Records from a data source

________________

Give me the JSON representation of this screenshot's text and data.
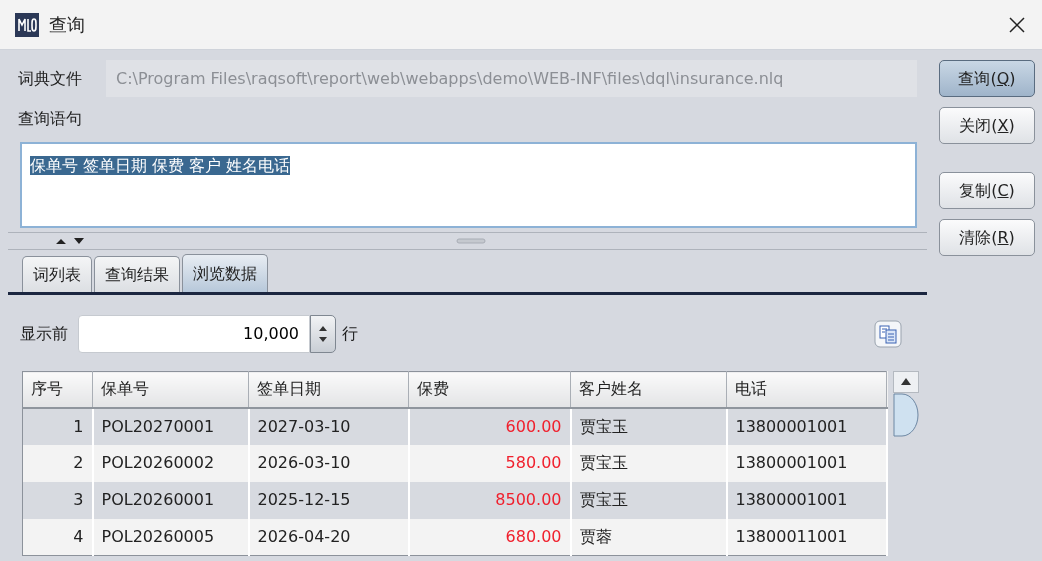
{
  "window": {
    "title": "查询"
  },
  "dictionary": {
    "label": "词典文件",
    "value": "C:\\Program Files\\raqsoft\\report\\web\\webapps\\demo\\WEB-INF\\files\\dql\\insurance.nlq",
    "disabled": true
  },
  "query": {
    "label": "查询语句",
    "value": "保单号 签单日期 保费 客户 姓名电话",
    "highlighted": true
  },
  "buttons": [
    {
      "label": "查询(",
      "mnemonic": "Q",
      "suffix": ")",
      "default": true
    },
    {
      "label": "关闭(",
      "mnemonic": "X",
      "suffix": ")",
      "default": false
    },
    {
      "label": "复制(",
      "mnemonic": "C",
      "suffix": ")",
      "default": false
    },
    {
      "label": "清除(",
      "mnemonic": "R",
      "suffix": ")",
      "default": false
    }
  ],
  "tabs": [
    {
      "label": "词列表",
      "selected": false
    },
    {
      "label": "查询结果",
      "selected": false
    },
    {
      "label": "浏览数据",
      "selected": true
    }
  ],
  "row_limit": {
    "label": "显示前",
    "value": "10,000",
    "unit": "行"
  },
  "table": {
    "columns": [
      {
        "label": "序号",
        "kind": "index"
      },
      {
        "label": "保单号",
        "kind": "text"
      },
      {
        "label": "签单日期",
        "kind": "text"
      },
      {
        "label": "保费",
        "kind": "money"
      },
      {
        "label": "客户姓名",
        "kind": "text"
      },
      {
        "label": "电话",
        "kind": "text"
      }
    ],
    "rows": [
      [
        "1",
        "POL20270001",
        "2027-03-10",
        "600.00",
        "贾宝玉",
        "13800001001"
      ],
      [
        "2",
        "POL20260002",
        "2026-03-10",
        "580.00",
        "贾宝玉",
        "13800001001"
      ],
      [
        "3",
        "POL20260001",
        "2025-12-15",
        "8500.00",
        "贾宝玉",
        "13800001001"
      ],
      [
        "4",
        "POL20260005",
        "2026-04-20",
        "680.00",
        "贾蓉",
        "13800011001"
      ]
    ]
  }
}
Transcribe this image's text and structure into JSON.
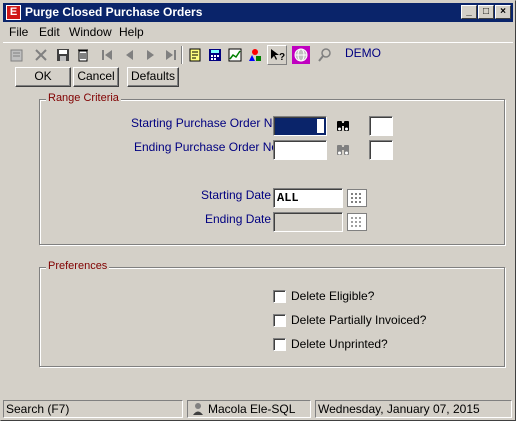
{
  "window": {
    "title": "Purge Closed Purchase Orders",
    "app_icon_letter": "E",
    "controls": {
      "minimize": "_",
      "maximize": "□",
      "close": "×"
    }
  },
  "menu": [
    "File",
    "Edit",
    "Window",
    "Help"
  ],
  "toolbar": {
    "company_label": "DEMO"
  },
  "buttons": {
    "ok": "OK",
    "cancel": "Cancel",
    "defaults": "Defaults"
  },
  "range_criteria": {
    "title": "Range Criteria",
    "start_po_label": "Starting Purchase Order No.",
    "start_po_value": "",
    "end_po_label": "Ending Purchase Order No.",
    "end_po_value": "",
    "start_date_label": "Starting Date",
    "start_date_value": "ALL",
    "end_date_label": "Ending Date",
    "end_date_value": ""
  },
  "preferences": {
    "title": "Preferences",
    "options": [
      {
        "label": "Delete Eligible?",
        "checked": false
      },
      {
        "label": "Delete Partially Invoiced?",
        "checked": false
      },
      {
        "label": "Delete Unprinted?",
        "checked": false
      }
    ]
  },
  "statusbar": {
    "hint": "Search (F7)",
    "user": "Macola Ele-SQL",
    "date": "Wednesday, January 07, 2015"
  },
  "colors": {
    "title_bar": "#0a246a",
    "group_title": "#800000",
    "label_blue": "#000080",
    "face": "#d4d0c8"
  }
}
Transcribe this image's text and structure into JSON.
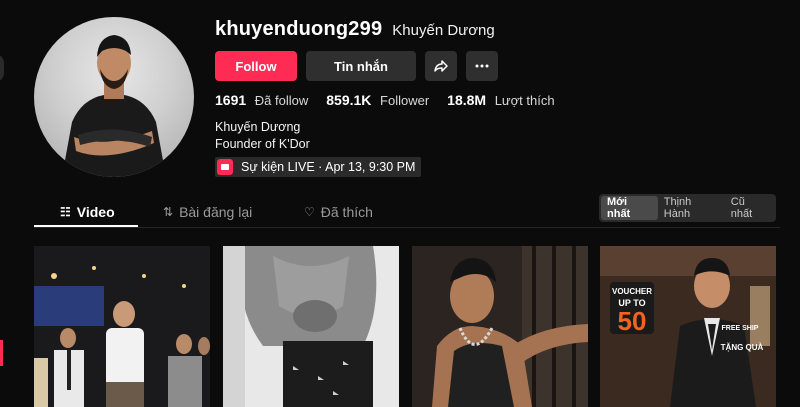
{
  "profile": {
    "username": "khuyenduong299",
    "nickname": "Khuyến Dương",
    "bio_name": "Khuyến Dương",
    "bio_title": "Founder of K'Dor"
  },
  "actions": {
    "follow_label": "Follow",
    "message_label": "Tin nhắn"
  },
  "stats": [
    {
      "value": "1691",
      "label": "Đã follow"
    },
    {
      "value": "859.1K",
      "label": "Follower"
    },
    {
      "value": "18.8M",
      "label": "Lượt thích"
    }
  ],
  "live_event": {
    "text": "Sự kiện LIVE · Apr 13, 9:30 PM"
  },
  "tabs": [
    {
      "label": "Video",
      "icon": "grid-icon"
    },
    {
      "label": "Bài đăng lại",
      "icon": "repost-icon"
    },
    {
      "label": "Đã thích",
      "icon": "heart-icon"
    }
  ],
  "sort": {
    "options": [
      "Mới nhất",
      "Thịnh Hành",
      "Cũ nhất"
    ],
    "selected": "Mới nhất"
  },
  "video_thumbnails": {
    "card4": {
      "voucher_title": "VOUCHER",
      "voucher_up": "UP TO",
      "voucher_value": "50",
      "free_ship": "FREE SHIP",
      "gift": "TẶNG QUÀ"
    }
  },
  "colors": {
    "accent": "#fe2c55",
    "background": "#0b0b0b",
    "button_secondary": "#2f2f2f"
  }
}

________________

YOUR TASK:
Transcribe the records above exactly as they appear, leaving out any pictures.

ANSWER TO THE PROBLEM:
Give me the JSON representation of this screenshot's text and data.
{
  "window": {
    "title": "查询"
  },
  "dictionary": {
    "label": "词典文件",
    "value": "C:\\Program Files\\raqsoft\\report\\web\\webapps\\demo\\WEB-INF\\files\\dql\\insurance.nlq",
    "disabled": true
  },
  "query": {
    "label": "查询语句",
    "value": "保单号 签单日期 保费 客户 姓名电话",
    "highlighted": true
  },
  "buttons": [
    {
      "label": "查询(",
      "mnemonic": "Q",
      "suffix": ")",
      "default": true
    },
    {
      "label": "关闭(",
      "mnemonic": "X",
      "suffix": ")",
      "default": false
    },
    {
      "label": "复制(",
      "mnemonic": "C",
      "suffix": ")",
      "default": false
    },
    {
      "label": "清除(",
      "mnemonic": "R",
      "suffix": ")",
      "default": false
    }
  ],
  "tabs": [
    {
      "label": "词列表",
      "selected": false
    },
    {
      "label": "查询结果",
      "selected": false
    },
    {
      "label": "浏览数据",
      "selected": true
    }
  ],
  "row_limit": {
    "label": "显示前",
    "value": "10,000",
    "unit": "行"
  },
  "table": {
    "columns": [
      {
        "label": "序号",
        "kind": "index"
      },
      {
        "label": "保单号",
        "kind": "text"
      },
      {
        "label": "签单日期",
        "kind": "text"
      },
      {
        "label": "保费",
        "kind": "money"
      },
      {
        "label": "客户姓名",
        "kind": "text"
      },
      {
        "label": "电话",
        "kind": "text"
      }
    ],
    "rows": [
      [
        "1",
        "POL20270001",
        "2027-03-10",
        "600.00",
        "贾宝玉",
        "13800001001"
      ],
      [
        "2",
        "POL20260002",
        "2026-03-10",
        "580.00",
        "贾宝玉",
        "13800001001"
      ],
      [
        "3",
        "POL20260001",
        "2025-12-15",
        "8500.00",
        "贾宝玉",
        "13800001001"
      ],
      [
        "4",
        "POL20260005",
        "2026-04-20",
        "680.00",
        "贾蓉",
        "13800011001"
      ]
    ]
  }
}
Transcribe this image's text and structure into JSON.
{
  "window": {
    "title": "Purge Closed Purchase Orders",
    "app_icon_letter": "E",
    "controls": {
      "minimize": "_",
      "maximize": "□",
      "close": "×"
    }
  },
  "menu": [
    "File",
    "Edit",
    "Window",
    "Help"
  ],
  "toolbar": {
    "company_label": "DEMO"
  },
  "buttons": {
    "ok": "OK",
    "cancel": "Cancel",
    "defaults": "Defaults"
  },
  "range_criteria": {
    "title": "Range Criteria",
    "start_po_label": "Starting Purchase Order No.",
    "start_po_value": "",
    "end_po_label": "Ending Purchase Order No.",
    "end_po_value": "",
    "start_date_label": "Starting Date",
    "start_date_value": "ALL",
    "end_date_label": "Ending Date",
    "end_date_value": ""
  },
  "preferences": {
    "title": "Preferences",
    "options": [
      {
        "label": "Delete Eligible?",
        "checked": false
      },
      {
        "label": "Delete Partially Invoiced?",
        "checked": false
      },
      {
        "label": "Delete Unprinted?",
        "checked": false
      }
    ]
  },
  "statusbar": {
    "hint": "Search (F7)",
    "user": "Macola Ele-SQL",
    "date": "Wednesday, January 07, 2015"
  },
  "colors": {
    "title_bar": "#0a246a",
    "group_title": "#800000",
    "label_blue": "#000080",
    "face": "#d4d0c8"
  }
}
Transcribe this image's text and structure into JSON.
{
  "profile": {
    "username": "khuyenduong299",
    "nickname": "Khuyến Dương",
    "bio_name": "Khuyến Dương",
    "bio_title": "Founder of K'Dor"
  },
  "actions": {
    "follow_label": "Follow",
    "message_label": "Tin nhắn"
  },
  "stats": [
    {
      "value": "1691",
      "label": "Đã follow"
    },
    {
      "value": "859.1K",
      "label": "Follower"
    },
    {
      "value": "18.8M",
      "label": "Lượt thích"
    }
  ],
  "live_event": {
    "text": "Sự kiện LIVE · Apr 13, 9:30 PM"
  },
  "tabs": [
    {
      "label": "Video",
      "icon": "grid-icon"
    },
    {
      "label": "Bài đăng lại",
      "icon": "repost-icon"
    },
    {
      "label": "Đã thích",
      "icon": "heart-icon"
    }
  ],
  "sort": {
    "options": [
      "Mới nhất",
      "Thịnh Hành",
      "Cũ nhất"
    ],
    "selected": "Mới nhất"
  },
  "video_thumbnails": {
    "card4": {
      "voucher_title": "VOUCHER",
      "voucher_up": "UP TO",
      "voucher_value": "50",
      "free_ship": "FREE SHIP",
      "gift": "TẶNG QUÀ"
    }
  },
  "colors": {
    "accent": "#fe2c55",
    "background": "#0b0b0b",
    "button_secondary": "#2f2f2f"
  }
}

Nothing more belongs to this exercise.